* **Короткое задание A**
Перепишите в точности строки записей от строки, содержащей «most 100 elements.», до строки, содержащей «bar-france-nt (1675, 32, 1798, 56)», включая обе эти строки.

* **Предложенный текст**
ℵ На самом деле, парадигма действия, о которой здесь идет речь, гораздо ближе, чем кажется, к парадигме artes actuosae
, таких как танец и театр. В одном отрывке из О пределах блага и зла (3, 7, 24), содержащем, возможно, наиболее точное определение действительности, Цицерон, сравнивая officium мудрости с жестами и движениями актера и танцора, пишет, что в них «самих заключена (а не привлекалась бы откуда-то извне) цель, то есть осуществление действительности искусства[84] [in ipsa insit, non foris petatur extremum, id est artis effectio]». Целью здесь не является внешнее произведение (как в poiēsis), но эта цель так же не совпадает, как могло бы показаться на первый взгляд, с самим действием (как в praxis). На самом деле, она совпадает с самим актом лишь в той мере, в какой тот есть осуществление действительности (effectio) некоего искусства. Решающим здесь является то, что предоставить новую онтолого-практическую парадигму должна особая художественная операция (театральная или хореографическая), то есть что речь идет не об этической, но об особой технической парадигме. В самом деле, если Аристотель рассматривал изделие-произведение (ergon) как telos ремесленнической или художественной poiēsis, то здесь, в рамках парадигмы таких исполнительских искусств, как танец и театр, по определению лишенных изделия, telos отныне становится не изделие, но artis effectio.

* **Короткое задание B**
Объясните по тексту о парадигме действия, почему в исполнительских искусствах telos становится не изделием, а artis effectio.

Записи данных
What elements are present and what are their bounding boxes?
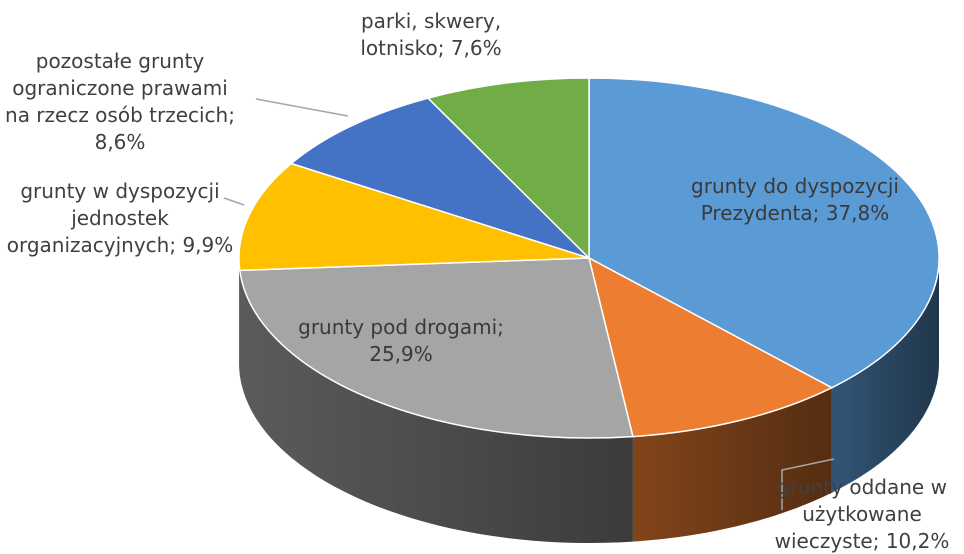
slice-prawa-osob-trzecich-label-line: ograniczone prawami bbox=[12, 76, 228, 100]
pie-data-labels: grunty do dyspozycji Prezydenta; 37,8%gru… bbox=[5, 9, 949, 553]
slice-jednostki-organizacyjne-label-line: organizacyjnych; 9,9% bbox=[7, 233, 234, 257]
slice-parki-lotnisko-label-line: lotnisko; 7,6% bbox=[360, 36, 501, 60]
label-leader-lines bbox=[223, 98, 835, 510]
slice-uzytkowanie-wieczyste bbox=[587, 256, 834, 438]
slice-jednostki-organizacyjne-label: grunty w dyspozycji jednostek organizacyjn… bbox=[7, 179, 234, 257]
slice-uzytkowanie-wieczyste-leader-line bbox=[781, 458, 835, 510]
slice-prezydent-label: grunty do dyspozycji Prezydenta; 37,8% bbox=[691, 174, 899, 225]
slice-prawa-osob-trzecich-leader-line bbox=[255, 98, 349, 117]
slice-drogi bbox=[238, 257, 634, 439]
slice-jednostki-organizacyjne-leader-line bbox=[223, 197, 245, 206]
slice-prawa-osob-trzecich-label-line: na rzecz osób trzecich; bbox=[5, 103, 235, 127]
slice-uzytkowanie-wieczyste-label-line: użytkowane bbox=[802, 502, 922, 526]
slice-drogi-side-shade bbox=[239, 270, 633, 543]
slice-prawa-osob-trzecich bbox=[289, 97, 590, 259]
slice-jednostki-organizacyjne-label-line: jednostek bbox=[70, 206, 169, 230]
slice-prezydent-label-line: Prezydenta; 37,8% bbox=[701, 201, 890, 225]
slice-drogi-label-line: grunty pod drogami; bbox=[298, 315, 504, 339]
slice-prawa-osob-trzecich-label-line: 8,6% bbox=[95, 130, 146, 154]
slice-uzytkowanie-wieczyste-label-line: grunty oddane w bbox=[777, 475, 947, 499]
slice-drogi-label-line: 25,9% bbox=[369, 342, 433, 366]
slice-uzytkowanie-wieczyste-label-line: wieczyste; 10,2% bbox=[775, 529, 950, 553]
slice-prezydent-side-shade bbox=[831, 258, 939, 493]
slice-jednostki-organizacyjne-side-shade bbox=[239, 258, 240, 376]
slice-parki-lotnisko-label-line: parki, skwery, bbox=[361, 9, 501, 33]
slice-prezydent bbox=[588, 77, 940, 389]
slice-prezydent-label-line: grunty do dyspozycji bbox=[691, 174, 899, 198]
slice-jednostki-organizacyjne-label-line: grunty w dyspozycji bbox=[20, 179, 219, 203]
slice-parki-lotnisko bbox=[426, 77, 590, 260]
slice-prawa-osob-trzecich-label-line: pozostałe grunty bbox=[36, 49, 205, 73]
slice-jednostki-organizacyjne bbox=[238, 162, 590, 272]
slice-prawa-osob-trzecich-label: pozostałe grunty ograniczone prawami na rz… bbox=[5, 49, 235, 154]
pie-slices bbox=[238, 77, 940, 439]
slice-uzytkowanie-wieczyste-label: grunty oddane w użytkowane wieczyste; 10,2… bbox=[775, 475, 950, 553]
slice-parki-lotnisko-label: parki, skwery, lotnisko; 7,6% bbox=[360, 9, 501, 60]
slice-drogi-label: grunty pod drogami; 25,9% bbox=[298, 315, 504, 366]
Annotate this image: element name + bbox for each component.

...

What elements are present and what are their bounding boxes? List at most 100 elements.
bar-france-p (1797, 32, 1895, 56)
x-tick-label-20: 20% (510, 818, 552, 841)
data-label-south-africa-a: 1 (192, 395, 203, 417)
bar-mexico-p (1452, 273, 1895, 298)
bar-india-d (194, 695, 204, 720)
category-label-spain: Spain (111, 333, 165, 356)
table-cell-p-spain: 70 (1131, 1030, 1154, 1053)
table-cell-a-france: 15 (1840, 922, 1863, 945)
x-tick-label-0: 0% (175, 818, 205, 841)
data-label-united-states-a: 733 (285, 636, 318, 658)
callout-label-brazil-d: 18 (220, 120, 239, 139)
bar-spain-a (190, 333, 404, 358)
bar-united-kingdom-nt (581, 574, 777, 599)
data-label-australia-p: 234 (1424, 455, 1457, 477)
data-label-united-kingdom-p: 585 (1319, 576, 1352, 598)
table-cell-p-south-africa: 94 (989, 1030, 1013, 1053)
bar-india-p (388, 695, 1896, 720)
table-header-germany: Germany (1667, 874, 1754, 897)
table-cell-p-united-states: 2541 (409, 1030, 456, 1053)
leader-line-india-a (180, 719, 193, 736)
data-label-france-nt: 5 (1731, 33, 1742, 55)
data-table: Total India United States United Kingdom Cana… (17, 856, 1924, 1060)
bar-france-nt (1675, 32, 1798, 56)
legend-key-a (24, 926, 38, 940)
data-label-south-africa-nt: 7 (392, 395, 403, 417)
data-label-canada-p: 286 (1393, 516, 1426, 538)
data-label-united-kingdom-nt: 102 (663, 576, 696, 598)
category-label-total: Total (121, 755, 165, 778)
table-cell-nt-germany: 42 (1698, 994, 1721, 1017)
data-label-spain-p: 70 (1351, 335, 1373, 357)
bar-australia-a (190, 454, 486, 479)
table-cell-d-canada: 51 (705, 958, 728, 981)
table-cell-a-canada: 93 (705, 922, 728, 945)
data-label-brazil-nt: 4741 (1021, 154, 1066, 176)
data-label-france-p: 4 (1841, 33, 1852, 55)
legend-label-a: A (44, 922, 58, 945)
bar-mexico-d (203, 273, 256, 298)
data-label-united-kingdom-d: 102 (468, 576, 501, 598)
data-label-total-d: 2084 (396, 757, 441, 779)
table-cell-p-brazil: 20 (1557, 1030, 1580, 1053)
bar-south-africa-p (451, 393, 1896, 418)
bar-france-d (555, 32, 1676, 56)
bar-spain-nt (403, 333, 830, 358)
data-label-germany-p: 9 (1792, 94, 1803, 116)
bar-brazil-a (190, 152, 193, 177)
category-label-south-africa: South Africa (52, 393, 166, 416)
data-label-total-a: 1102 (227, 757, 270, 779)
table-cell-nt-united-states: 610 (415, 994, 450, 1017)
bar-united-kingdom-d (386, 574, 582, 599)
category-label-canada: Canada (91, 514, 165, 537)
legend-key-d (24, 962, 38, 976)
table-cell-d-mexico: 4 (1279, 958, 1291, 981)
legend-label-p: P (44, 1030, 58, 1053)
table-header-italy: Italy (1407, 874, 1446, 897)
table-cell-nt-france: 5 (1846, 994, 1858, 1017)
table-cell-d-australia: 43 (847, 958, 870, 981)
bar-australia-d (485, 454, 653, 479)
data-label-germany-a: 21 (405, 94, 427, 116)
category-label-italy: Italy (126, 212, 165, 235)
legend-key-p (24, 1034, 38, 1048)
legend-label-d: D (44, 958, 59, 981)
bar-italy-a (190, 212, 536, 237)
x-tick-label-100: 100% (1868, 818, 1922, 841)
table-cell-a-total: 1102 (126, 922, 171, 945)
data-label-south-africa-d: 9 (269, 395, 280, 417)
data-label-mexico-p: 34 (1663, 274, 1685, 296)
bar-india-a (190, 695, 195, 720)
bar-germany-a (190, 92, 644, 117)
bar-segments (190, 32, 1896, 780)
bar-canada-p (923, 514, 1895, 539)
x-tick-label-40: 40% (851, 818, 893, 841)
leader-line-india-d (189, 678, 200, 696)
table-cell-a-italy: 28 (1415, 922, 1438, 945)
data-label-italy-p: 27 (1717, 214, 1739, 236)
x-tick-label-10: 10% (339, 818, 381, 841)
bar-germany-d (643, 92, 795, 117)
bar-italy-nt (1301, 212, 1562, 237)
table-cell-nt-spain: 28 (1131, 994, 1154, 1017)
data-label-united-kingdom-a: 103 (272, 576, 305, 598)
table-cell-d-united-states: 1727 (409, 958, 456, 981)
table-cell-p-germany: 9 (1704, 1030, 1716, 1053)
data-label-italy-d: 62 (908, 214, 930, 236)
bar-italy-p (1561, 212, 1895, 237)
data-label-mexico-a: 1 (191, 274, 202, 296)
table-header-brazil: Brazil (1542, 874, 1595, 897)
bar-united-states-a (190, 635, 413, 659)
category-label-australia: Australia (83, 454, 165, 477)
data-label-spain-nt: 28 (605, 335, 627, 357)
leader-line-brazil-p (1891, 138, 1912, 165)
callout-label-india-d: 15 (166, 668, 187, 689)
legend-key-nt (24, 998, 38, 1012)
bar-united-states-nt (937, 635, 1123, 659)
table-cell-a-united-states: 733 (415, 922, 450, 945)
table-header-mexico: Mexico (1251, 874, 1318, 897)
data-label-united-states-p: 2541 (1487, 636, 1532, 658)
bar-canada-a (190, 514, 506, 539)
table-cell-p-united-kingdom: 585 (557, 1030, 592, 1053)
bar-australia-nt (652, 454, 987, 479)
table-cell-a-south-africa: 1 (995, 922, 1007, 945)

* **Верный ответ A**
What elements are present and what are their bounding boxes? List at most 100 elements.
bar-france-p (1797, 32, 1895, 56)
x-tick-label-20: 20% (510, 818, 552, 841)
data-label-south-africa-a: 1 (192, 395, 203, 417)
bar-mexico-p (1452, 273, 1895, 298)
bar-india-d (194, 695, 204, 720)
category-label-spain: Spain (111, 333, 165, 356)
table-cell-p-spain: 70 (1131, 1030, 1154, 1053)
table-cell-a-france: 15 (1840, 922, 1863, 945)
x-tick-label-0: 0% (175, 818, 205, 841)
data-label-united-states-a: 733 (285, 636, 318, 658)
callout-label-brazil-d: 18 (220, 120, 239, 139)
bar-spain-a (190, 333, 404, 358)
bar-united-kingdom-nt (581, 574, 777, 599)
data-label-australia-p: 234 (1424, 455, 1457, 477)
data-label-united-kingdom-p: 585 (1319, 576, 1352, 598)
table-cell-p-south-africa: 94 (989, 1030, 1013, 1053)
bar-india-p (388, 695, 1896, 720)
table-header-germany: Germany (1667, 874, 1754, 897)
table-cell-p-united-states: 2541 (409, 1030, 456, 1053)
leader-line-india-a (180, 719, 193, 736)
data-label-france-nt: 5 (1731, 33, 1742, 55)
data-table: Total India United States United Kingdom Cana… (17, 856, 1924, 1060)
bar-france-nt (1675, 32, 1798, 56)

* **Верный ответ B**
Такие исполнительские искусства, как танец и театр, по определению лишены изделия. Поэтому их целью становится не изделие-произведение (ergon), как в художественной poiēsis у Аристотеля, а осуществление действительности искусства.